EXERCISE GOAL
Can you write out all the lines word for word, with no pictures?

PROVIDED ENTRIES
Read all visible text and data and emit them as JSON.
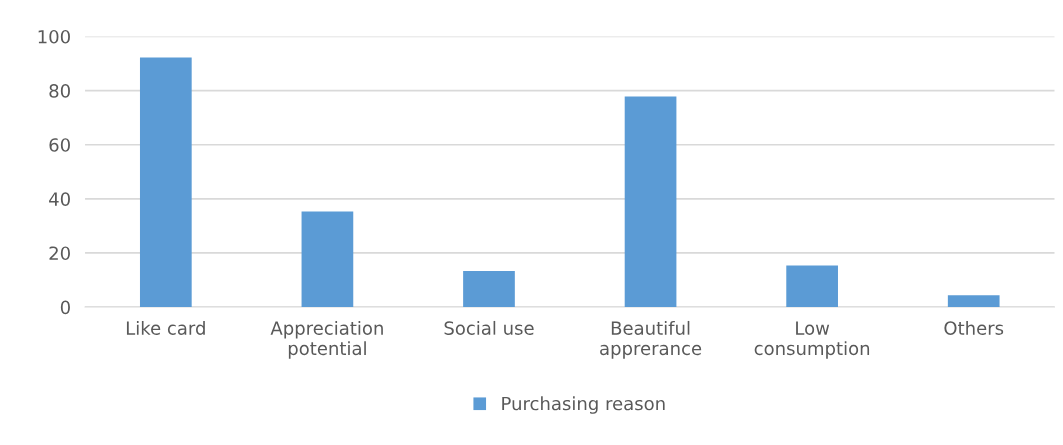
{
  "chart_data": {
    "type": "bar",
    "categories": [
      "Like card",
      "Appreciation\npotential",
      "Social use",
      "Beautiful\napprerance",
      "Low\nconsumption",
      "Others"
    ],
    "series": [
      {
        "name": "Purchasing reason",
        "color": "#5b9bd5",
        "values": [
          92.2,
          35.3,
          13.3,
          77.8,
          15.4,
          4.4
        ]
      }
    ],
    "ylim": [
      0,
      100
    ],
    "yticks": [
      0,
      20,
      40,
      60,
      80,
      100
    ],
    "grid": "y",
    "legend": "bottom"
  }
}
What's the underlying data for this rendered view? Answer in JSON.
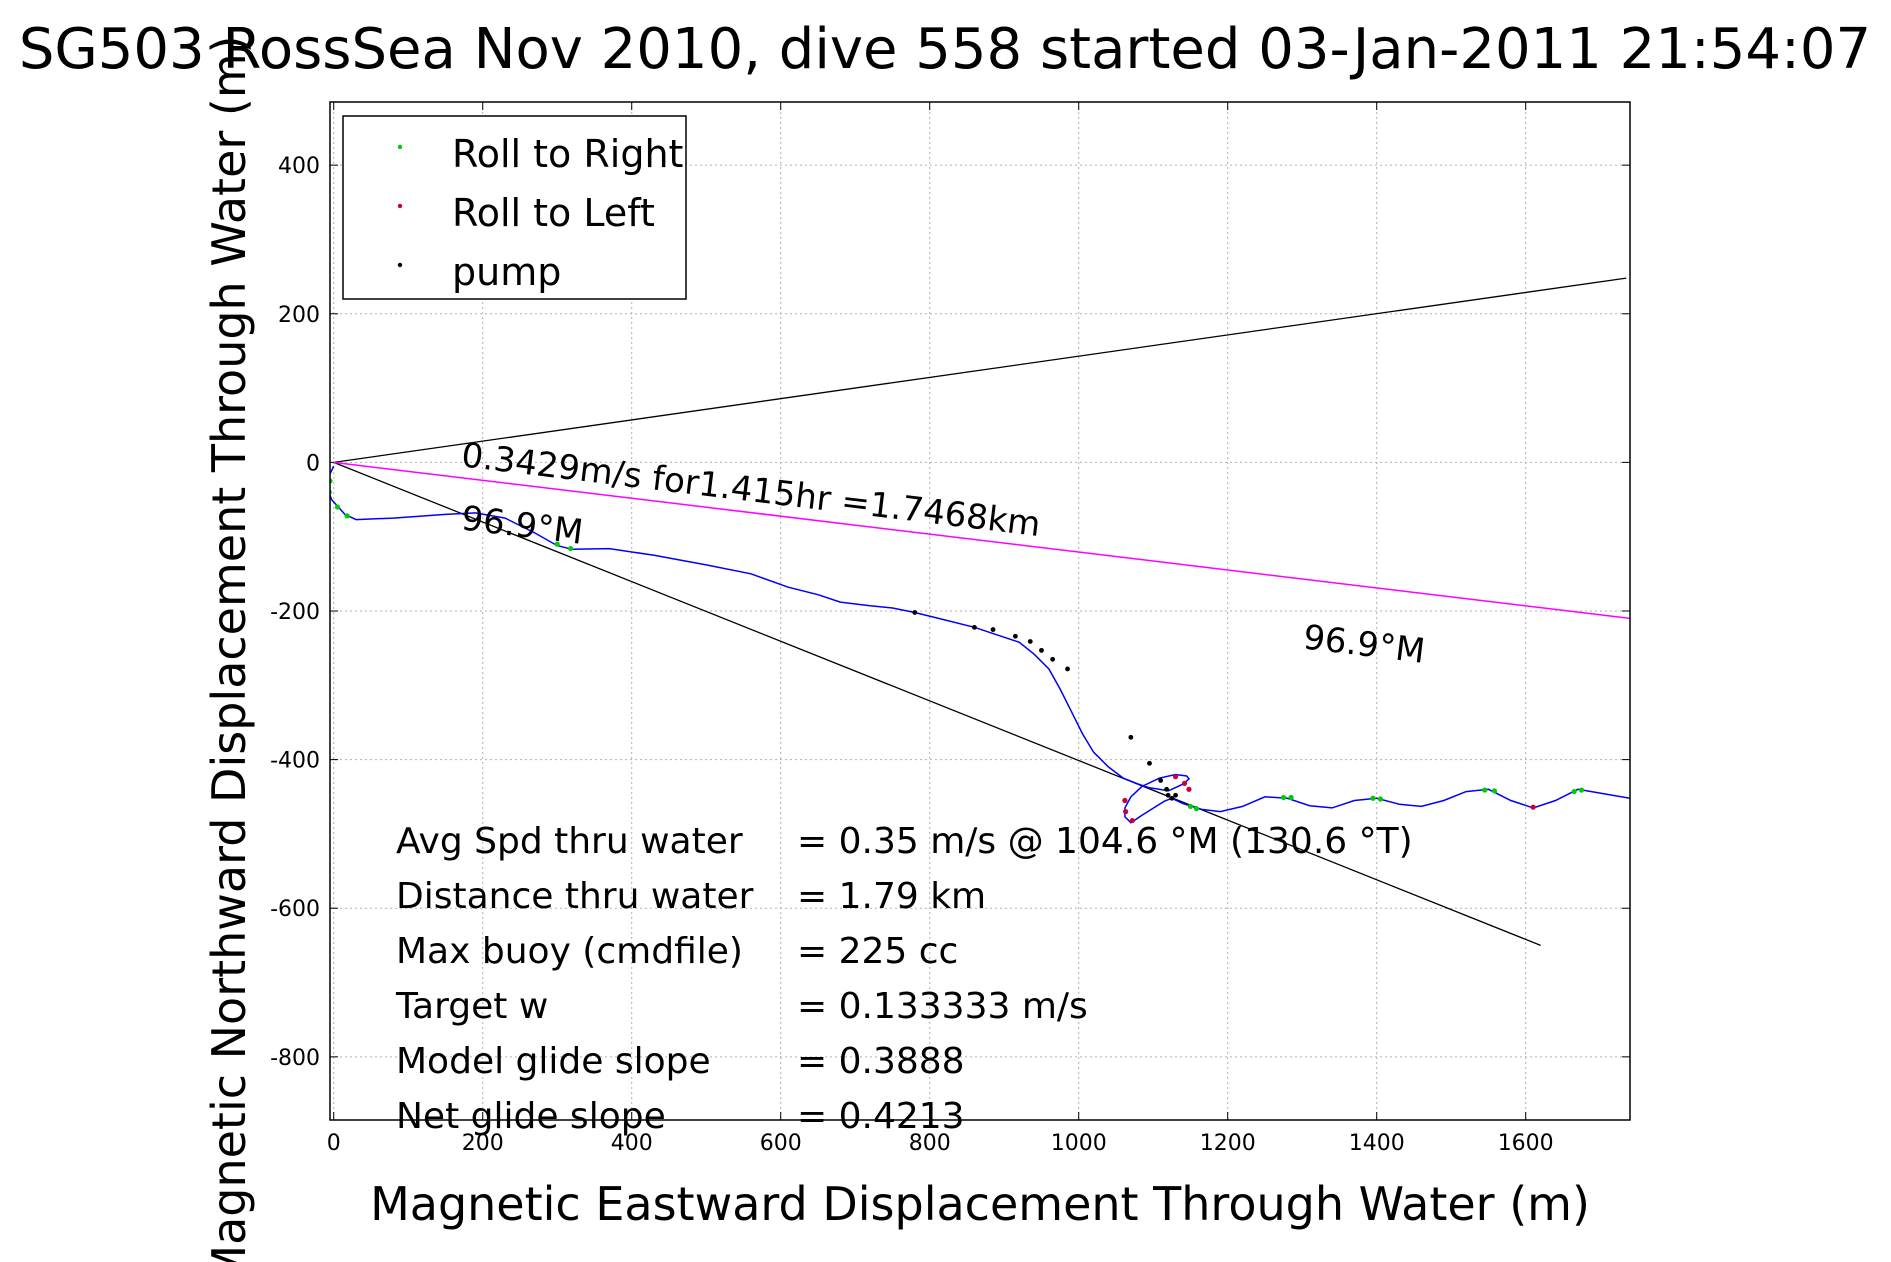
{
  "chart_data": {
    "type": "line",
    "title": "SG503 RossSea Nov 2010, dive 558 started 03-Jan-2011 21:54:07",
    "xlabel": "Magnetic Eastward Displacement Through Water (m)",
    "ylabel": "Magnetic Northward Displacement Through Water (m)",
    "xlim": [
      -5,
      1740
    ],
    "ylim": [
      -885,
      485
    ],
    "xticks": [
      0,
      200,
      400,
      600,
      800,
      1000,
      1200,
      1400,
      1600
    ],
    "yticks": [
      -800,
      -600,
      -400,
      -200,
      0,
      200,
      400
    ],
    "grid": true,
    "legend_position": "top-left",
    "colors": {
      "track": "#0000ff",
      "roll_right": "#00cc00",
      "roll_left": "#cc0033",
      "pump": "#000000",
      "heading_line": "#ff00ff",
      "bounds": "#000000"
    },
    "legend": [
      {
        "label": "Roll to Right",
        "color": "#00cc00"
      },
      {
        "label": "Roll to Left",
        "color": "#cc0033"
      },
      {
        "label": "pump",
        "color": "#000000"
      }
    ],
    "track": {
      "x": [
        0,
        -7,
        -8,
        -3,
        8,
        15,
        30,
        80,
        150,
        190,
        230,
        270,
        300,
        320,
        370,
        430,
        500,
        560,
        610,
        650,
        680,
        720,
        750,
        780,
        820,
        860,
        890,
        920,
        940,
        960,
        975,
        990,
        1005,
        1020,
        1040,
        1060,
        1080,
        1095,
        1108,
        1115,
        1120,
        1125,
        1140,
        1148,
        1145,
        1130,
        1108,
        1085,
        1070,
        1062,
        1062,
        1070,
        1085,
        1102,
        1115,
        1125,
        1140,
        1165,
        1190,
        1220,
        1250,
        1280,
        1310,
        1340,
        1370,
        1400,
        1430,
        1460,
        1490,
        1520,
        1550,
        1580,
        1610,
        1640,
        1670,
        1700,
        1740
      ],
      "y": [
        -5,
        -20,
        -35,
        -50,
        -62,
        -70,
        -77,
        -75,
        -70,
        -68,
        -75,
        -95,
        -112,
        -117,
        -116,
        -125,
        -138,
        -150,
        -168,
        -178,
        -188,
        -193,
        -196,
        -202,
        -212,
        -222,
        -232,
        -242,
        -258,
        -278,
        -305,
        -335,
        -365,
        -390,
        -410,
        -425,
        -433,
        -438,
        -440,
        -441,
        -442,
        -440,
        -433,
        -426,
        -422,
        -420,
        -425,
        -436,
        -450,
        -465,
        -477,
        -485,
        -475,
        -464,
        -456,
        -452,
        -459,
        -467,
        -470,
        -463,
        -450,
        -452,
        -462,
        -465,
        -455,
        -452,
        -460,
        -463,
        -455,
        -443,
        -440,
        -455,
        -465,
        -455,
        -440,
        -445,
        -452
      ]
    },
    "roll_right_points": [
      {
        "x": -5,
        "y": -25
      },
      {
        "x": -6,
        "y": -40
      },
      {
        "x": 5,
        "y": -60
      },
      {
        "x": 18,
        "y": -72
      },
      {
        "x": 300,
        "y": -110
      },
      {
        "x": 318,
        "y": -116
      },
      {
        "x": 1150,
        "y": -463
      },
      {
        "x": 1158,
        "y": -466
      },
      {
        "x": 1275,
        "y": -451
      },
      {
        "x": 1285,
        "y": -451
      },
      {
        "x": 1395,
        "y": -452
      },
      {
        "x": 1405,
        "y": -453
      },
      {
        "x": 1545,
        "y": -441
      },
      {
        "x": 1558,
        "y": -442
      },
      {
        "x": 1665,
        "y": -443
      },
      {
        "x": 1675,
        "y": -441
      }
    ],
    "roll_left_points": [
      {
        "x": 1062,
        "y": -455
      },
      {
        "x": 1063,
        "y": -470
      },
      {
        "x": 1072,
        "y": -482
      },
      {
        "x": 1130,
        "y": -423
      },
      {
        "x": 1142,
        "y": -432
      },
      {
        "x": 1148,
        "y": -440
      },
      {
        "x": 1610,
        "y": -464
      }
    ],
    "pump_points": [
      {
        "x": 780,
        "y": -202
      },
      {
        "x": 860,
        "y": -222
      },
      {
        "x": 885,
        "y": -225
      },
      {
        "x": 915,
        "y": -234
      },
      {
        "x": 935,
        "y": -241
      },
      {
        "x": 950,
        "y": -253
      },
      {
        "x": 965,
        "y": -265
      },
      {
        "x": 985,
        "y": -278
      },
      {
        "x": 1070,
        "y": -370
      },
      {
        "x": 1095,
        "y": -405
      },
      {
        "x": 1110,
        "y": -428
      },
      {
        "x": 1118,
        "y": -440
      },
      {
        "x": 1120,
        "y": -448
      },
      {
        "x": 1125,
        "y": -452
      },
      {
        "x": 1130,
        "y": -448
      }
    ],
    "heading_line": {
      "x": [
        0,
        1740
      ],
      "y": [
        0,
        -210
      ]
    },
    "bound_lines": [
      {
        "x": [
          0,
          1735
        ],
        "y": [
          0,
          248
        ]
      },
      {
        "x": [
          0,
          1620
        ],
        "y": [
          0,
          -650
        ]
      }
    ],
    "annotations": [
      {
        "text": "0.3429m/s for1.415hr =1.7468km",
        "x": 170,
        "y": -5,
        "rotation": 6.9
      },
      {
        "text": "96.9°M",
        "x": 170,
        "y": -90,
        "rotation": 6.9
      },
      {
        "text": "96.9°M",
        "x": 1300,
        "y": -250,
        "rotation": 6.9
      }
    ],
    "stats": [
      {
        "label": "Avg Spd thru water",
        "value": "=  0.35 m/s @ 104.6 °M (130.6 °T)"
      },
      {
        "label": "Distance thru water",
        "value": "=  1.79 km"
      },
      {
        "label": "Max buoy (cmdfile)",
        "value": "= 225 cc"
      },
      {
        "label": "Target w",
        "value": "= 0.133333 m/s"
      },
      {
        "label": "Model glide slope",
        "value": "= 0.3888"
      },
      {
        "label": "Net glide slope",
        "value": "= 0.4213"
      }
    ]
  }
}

RESPONSE
Read all visible text and data and emit them as JSON.
{
  "chart_data": {
    "type": "bar",
    "categories": [
      "Like card",
      "Appreciation\npotential",
      "Social use",
      "Beautiful\napprerance",
      "Low\nconsumption",
      "Others"
    ],
    "series": [
      {
        "name": "Purchasing reason",
        "color": "#5b9bd5",
        "values": [
          92.2,
          35.3,
          13.3,
          77.8,
          15.4,
          4.4
        ]
      }
    ],
    "ylim": [
      0,
      100
    ],
    "yticks": [
      0,
      20,
      40,
      60,
      80,
      100
    ],
    "grid": "y",
    "legend": "bottom"
  }
}
What's the underlying data for this rendered view? Answer in JSON.
{
  "chart_data": {
    "type": "line",
    "title": "SG503 RossSea Nov 2010, dive 558 started 03-Jan-2011 21:54:07",
    "xlabel": "Magnetic Eastward Displacement Through Water (m)",
    "ylabel": "Magnetic Northward Displacement Through Water (m)",
    "xlim": [
      -5,
      1740
    ],
    "ylim": [
      -885,
      485
    ],
    "xticks": [
      0,
      200,
      400,
      600,
      800,
      1000,
      1200,
      1400,
      1600
    ],
    "yticks": [
      -800,
      -600,
      -400,
      -200,
      0,
      200,
      400
    ],
    "grid": true,
    "legend_position": "top-left",
    "colors": {
      "track": "#0000ff",
      "roll_right": "#00cc00",
      "roll_left": "#cc0033",
      "pump": "#000000",
      "heading_line": "#ff00ff",
      "bounds": "#000000"
    },
    "legend": [
      {
        "label": "Roll to Right",
        "color": "#00cc00"
      },
      {
        "label": "Roll to Left",
        "color": "#cc0033"
      },
      {
        "label": "pump",
        "color": "#000000"
      }
    ],
    "track": {
      "x": [
        0,
        -7,
        -8,
        -3,
        8,
        15,
        30,
        80,
        150,
        190,
        230,
        270,
        300,
        320,
        370,
        430,
        500,
        560,
        610,
        650,
        680,
        720,
        750,
        780,
        820,
        860,
        890,
        920,
        940,
        960,
        975,
        990,
        1005,
        1020,
        1040,
        1060,
        1080,
        1095,
        1108,
        1115,
        1120,
        1125,
        1140,
        1148,
        1145,
        1130,
        1108,
        1085,
        1070,
        1062,
        1062,
        1070,
        1085,
        1102,
        1115,
        1125,
        1140,
        1165,
        1190,
        1220,
        1250,
        1280,
        1310,
        1340,
        1370,
        1400,
        1430,
        1460,
        1490,
        1520,
        1550,
        1580,
        1610,
        1640,
        1670,
        1700,
        1740
      ],
      "y": [
        -5,
        -20,
        -35,
        -50,
        -62,
        -70,
        -77,
        -75,
        -70,
        -68,
        -75,
        -95,
        -112,
        -117,
        -116,
        -125,
        -138,
        -150,
        -168,
        -178,
        -188,
        -193,
        -196,
        -202,
        -212,
        -222,
        -232,
        -242,
        -258,
        -278,
        -305,
        -335,
        -365,
        -390,
        -410,
        -425,
        -433,
        -438,
        -440,
        -441,
        -442,
        -440,
        -433,
        -426,
        -422,
        -420,
        -425,
        -436,
        -450,
        -465,
        -477,
        -485,
        -475,
        -464,
        -456,
        -452,
        -459,
        -467,
        -470,
        -463,
        -450,
        -452,
        -462,
        -465,
        -455,
        -452,
        -460,
        -463,
        -455,
        -443,
        -440,
        -455,
        -465,
        -455,
        -440,
        -445,
        -452
      ]
    },
    "roll_right_points": [
      {
        "x": -5,
        "y": -25
      },
      {
        "x": -6,
        "y": -40
      },
      {
        "x": 5,
        "y": -60
      },
      {
        "x": 18,
        "y": -72
      },
      {
        "x": 300,
        "y": -110
      },
      {
        "x": 318,
        "y": -116
      },
      {
        "x": 1150,
        "y": -463
      },
      {
        "x": 1158,
        "y": -466
      },
      {
        "x": 1275,
        "y": -451
      },
      {
        "x": 1285,
        "y": -451
      },
      {
        "x": 1395,
        "y": -452
      },
      {
        "x": 1405,
        "y": -453
      },
      {
        "x": 1545,
        "y": -441
      },
      {
        "x": 1558,
        "y": -442
      },
      {
        "x": 1665,
        "y": -443
      },
      {
        "x": 1675,
        "y": -441
      }
    ],
    "roll_left_points": [
      {
        "x": 1062,
        "y": -455
      },
      {
        "x": 1063,
        "y": -470
      },
      {
        "x": 1072,
        "y": -482
      },
      {
        "x": 1130,
        "y": -423
      },
      {
        "x": 1142,
        "y": -432
      },
      {
        "x": 1148,
        "y": -440
      },
      {
        "x": 1610,
        "y": -464
      }
    ],
    "pump_points": [
      {
        "x": 780,
        "y": -202
      },
      {
        "x": 860,
        "y": -222
      },
      {
        "x": 885,
        "y": -225
      },
      {
        "x": 915,
        "y": -234
      },
      {
        "x": 935,
        "y": -241
      },
      {
        "x": 950,
        "y": -253
      },
      {
        "x": 965,
        "y": -265
      },
      {
        "x": 985,
        "y": -278
      },
      {
        "x": 1070,
        "y": -370
      },
      {
        "x": 1095,
        "y": -405
      },
      {
        "x": 1110,
        "y": -428
      },
      {
        "x": 1118,
        "y": -440
      },
      {
        "x": 1120,
        "y": -448
      },
      {
        "x": 1125,
        "y": -452
      },
      {
        "x": 1130,
        "y": -448
      }
    ],
    "heading_line": {
      "x": [
        0,
        1740
      ],
      "y": [
        0,
        -210
      ]
    },
    "bound_lines": [
      {
        "x": [
          0,
          1735
        ],
        "y": [
          0,
          248
        ]
      },
      {
        "x": [
          0,
          1620
        ],
        "y": [
          0,
          -650
        ]
      }
    ],
    "annotations": [
      {
        "text": "0.3429m/s for1.415hr =1.7468km",
        "x": 170,
        "y": -5,
        "rotation": 6.9
      },
      {
        "text": "96.9°M",
        "x": 170,
        "y": -90,
        "rotation": 6.9
      },
      {
        "text": "96.9°M",
        "x": 1300,
        "y": -250,
        "rotation": 6.9
      }
    ],
    "stats": [
      {
        "label": "Avg Spd thru water",
        "value": "=  0.35 m/s @ 104.6 °M (130.6 °T)"
      },
      {
        "label": "Distance thru water",
        "value": "=  1.79 km"
      },
      {
        "label": "Max buoy (cmdfile)",
        "value": "= 225 cc"
      },
      {
        "label": "Target w",
        "value": "= 0.133333 m/s"
      },
      {
        "label": "Model glide slope",
        "value": "= 0.3888"
      },
      {
        "label": "Net glide slope",
        "value": "= 0.4213"
      }
    ]
  }
}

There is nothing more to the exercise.